Dataset excerpt:
:::::

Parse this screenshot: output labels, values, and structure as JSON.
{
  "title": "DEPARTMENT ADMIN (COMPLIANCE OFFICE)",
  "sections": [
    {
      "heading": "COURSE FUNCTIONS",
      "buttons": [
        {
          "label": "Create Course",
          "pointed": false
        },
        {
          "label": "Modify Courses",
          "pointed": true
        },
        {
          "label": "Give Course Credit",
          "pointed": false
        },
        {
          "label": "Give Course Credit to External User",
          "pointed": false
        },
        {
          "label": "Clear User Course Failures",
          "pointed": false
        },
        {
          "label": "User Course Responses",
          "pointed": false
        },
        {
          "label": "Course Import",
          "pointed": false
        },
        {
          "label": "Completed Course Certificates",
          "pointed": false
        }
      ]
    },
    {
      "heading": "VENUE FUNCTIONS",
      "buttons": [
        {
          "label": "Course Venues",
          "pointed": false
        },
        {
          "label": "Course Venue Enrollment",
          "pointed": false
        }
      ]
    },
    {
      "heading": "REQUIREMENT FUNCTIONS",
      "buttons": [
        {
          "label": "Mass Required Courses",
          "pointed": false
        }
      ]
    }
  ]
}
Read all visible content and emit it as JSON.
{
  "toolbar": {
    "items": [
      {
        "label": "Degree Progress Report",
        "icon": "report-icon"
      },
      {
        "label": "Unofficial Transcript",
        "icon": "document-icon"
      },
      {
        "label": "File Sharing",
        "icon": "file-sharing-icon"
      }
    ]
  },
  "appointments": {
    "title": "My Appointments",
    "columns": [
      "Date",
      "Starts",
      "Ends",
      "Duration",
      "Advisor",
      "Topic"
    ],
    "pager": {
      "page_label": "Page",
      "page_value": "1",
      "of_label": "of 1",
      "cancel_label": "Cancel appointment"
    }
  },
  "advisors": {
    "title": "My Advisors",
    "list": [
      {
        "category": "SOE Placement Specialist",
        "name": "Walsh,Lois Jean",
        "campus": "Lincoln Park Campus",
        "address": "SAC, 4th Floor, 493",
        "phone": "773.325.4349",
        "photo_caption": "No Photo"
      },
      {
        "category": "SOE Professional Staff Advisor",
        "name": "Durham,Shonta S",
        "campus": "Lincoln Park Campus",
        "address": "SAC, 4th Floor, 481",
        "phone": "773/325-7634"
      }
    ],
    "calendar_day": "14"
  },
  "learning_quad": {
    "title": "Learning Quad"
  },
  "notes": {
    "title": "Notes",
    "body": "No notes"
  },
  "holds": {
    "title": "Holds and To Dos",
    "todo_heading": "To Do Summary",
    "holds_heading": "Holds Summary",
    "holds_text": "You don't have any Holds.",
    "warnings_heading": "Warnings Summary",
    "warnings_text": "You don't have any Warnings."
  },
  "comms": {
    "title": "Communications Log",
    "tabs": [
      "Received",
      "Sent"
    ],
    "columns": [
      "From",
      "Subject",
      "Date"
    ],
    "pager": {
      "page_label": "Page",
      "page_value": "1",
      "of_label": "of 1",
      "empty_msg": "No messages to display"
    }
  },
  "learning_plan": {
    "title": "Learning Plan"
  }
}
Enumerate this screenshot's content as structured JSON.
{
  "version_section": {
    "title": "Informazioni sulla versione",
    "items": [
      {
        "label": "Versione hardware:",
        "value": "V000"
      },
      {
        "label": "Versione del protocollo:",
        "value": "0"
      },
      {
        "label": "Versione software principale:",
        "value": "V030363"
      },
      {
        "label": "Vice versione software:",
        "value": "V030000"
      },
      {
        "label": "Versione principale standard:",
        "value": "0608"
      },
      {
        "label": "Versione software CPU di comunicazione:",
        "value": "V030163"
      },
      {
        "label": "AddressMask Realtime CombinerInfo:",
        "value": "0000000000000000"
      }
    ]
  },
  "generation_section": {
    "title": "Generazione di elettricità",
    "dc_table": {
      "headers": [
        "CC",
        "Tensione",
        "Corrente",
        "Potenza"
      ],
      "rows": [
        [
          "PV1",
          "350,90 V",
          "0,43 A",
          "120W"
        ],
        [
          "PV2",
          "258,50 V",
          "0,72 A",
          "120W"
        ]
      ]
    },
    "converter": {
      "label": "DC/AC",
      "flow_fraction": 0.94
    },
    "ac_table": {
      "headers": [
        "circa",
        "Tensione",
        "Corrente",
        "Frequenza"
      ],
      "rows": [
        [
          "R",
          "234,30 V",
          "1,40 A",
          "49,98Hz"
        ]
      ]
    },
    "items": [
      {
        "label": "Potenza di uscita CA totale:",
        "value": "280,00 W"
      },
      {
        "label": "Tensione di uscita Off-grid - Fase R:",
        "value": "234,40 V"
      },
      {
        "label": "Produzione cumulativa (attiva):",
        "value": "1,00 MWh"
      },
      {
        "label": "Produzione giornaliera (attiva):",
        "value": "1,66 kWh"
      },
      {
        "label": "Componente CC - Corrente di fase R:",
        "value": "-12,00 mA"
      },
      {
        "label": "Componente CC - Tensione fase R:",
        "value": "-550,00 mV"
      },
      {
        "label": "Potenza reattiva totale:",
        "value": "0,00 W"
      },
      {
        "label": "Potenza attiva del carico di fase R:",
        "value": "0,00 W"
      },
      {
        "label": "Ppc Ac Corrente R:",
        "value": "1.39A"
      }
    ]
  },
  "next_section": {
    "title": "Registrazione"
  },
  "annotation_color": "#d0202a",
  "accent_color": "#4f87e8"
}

:::::

- [REQUIREMENTS]:
Repeat the entries above exactly, leaving nothing out.

- [ANSWER]:
Parse this screenshot: output labels, values, and structure as JSON.
{
  "title": "DEPARTMENT ADMIN (COMPLIANCE OFFICE)",
  "sections": [
    {
      "heading": "COURSE FUNCTIONS",
      "buttons": [
        {
          "label": "Create Course",
          "pointed": false
        },
        {
          "label": "Modify Courses",
          "pointed": true
        },
        {
          "label": "Give Course Credit",
          "pointed": false
        },
        {
          "label": "Give Course Credit to External User",
          "pointed": false
        },
        {
          "label": "Clear User Course Failures",
          "pointed": false
        },
        {
          "label": "User Course Responses",
          "pointed": false
        },
        {
          "label": "Course Import",
          "pointed": false
        },
        {
          "label": "Completed Course Certificates",
          "pointed": false
        }
      ]
    },
    {
      "heading": "VENUE FUNCTIONS",
      "buttons": [
        {
          "label": "Course Venues",
          "pointed": false
        },
        {
          "label": "Course Venue Enrollment",
          "pointed": false
        }
      ]
    },
    {
      "heading": "REQUIREMENT FUNCTIONS",
      "buttons": [
        {
          "label": "Mass Required Courses",
          "pointed": false
        }
      ]
    }
  ]
}
Read all visible content and emit it as JSON.
{
  "toolbar": {
    "items": [
      {
        "label": "Degree Progress Report",
        "icon": "report-icon"
      },
      {
        "label": "Unofficial Transcript",
        "icon": "document-icon"
      },
      {
        "label": "File Sharing",
        "icon": "file-sharing-icon"
      }
    ]
  },
  "appointments": {
    "title": "My Appointments",
    "columns": [
      "Date",
      "Starts",
      "Ends",
      "Duration",
      "Advisor",
      "Topic"
    ],
    "pager": {
      "page_label": "Page",
      "page_value": "1",
      "of_label": "of 1",
      "cancel_label": "Cancel appointment"
    }
  },
  "advisors": {
    "title": "My Advisors",
    "list": [
      {
        "category": "SOE Placement Specialist",
        "name": "Walsh,Lois Jean",
        "campus": "Lincoln Park Campus",
        "address": "SAC, 4th Floor, 493",
        "phone": "773.325.4349",
        "photo_caption": "No Photo"
      },
      {
        "category": "SOE Professional Staff Advisor",
        "name": "Durham,Shonta S",
        "campus": "Lincoln Park Campus",
        "address": "SAC, 4th Floor, 481",
        "phone": "773/325-7634"
      }
    ],
    "calendar_day": "14"
  },
  "learning_quad": {
    "title": "Learning Quad"
  },
  "notes": {
    "title": "Notes",
    "body": "No notes"
  },
  "holds": {
    "title": "Holds and To Dos",
    "todo_heading": "To Do Summary",
    "holds_heading": "Holds Summary",
    "holds_text": "You don't have any Holds.",
    "warnings_heading": "Warnings Summary",
    "warnings_text": "You don't have any Warnings."
  },
  "comms": {
    "title": "Communications Log",
    "tabs": [
      "Received",
      "Sent"
    ],
    "columns": [
      "From",
      "Subject",
      "Date"
    ],
    "pager": {
      "page_label": "Page",
      "page_value": "1",
      "of_label": "of 1",
      "empty_msg": "No messages to display"
    }
  },
  "learning_plan": {
    "title": "Learning Plan"
  }
}
Enumerate this screenshot's content as structured JSON.
{
  "version_section": {
    "title": "Informazioni sulla versione",
    "items": [
      {
        "label": "Versione hardware:",
        "value": "V000"
      },
      {
        "label": "Versione del protocollo:",
        "value": "0"
      },
      {
        "label": "Versione software principale:",
        "value": "V030363"
      },
      {
        "label": "Vice versione software:",
        "value": "V030000"
      },
      {
        "label": "Versione principale standard:",
        "value": "0608"
      },
      {
        "label": "Versione software CPU di comunicazione:",
        "value": "V030163"
      },
      {
        "label": "AddressMask Realtime CombinerInfo:",
        "value": "0000000000000000"
      }
    ]
  },
  "generation_section": {
    "title": "Generazione di elettricità",
    "dc_table": {
      "headers": [
        "CC",
        "Tensione",
        "Corrente",
        "Potenza"
      ],
      "rows": [
        [
          "PV1",
          "350,90 V",
          "0,43 A",
          "120W"
        ],
        [
          "PV2",
          "258,50 V",
          "0,72 A",
          "120W"
        ]
      ]
    },
    "converter": {
      "label": "DC/AC",
      "flow_fraction": 0.94
    },
    "ac_table": {
      "headers": [
        "circa",
        "Tensione",
        "Corrente",
        "Frequenza"
      ],
      "rows": [
        [
          "R",
          "234,30 V",
          "1,40 A",
          "49,98Hz"
        ]
      ]
    },
    "items": [
      {
        "label": "Potenza di uscita CA totale:",
        "value": "280,00 W"
      },
      {
        "label": "Tensione di uscita Off-grid - Fase R:",
        "value": "234,40 V"
      },
      {
        "label": "Produzione cumulativa (attiva):",
        "value": "1,00 MWh"
      },
      {
        "label": "Produzione giornaliera (attiva):",
        "value": "1,66 kWh"
      },
      {
        "label": "Componente CC - Corrente di fase R:",
        "value": "-12,00 mA"
      },
      {
        "label": "Componente CC - Tensione fase R:",
        "value": "-550,00 mV"
      },
      {
        "label": "Potenza reattiva totale:",
        "value": "0,00 W"
      },
      {
        "label": "Potenza attiva del carico di fase R:",
        "value": "0,00 W"
      },
      {
        "label": "Ppc Ac Corrente R:",
        "value": "1.39A"
      }
    ]
  },
  "next_section": {
    "title": "Registrazione"
  },
  "annotation_color": "#d0202a",
  "accent_color": "#4f87e8"
}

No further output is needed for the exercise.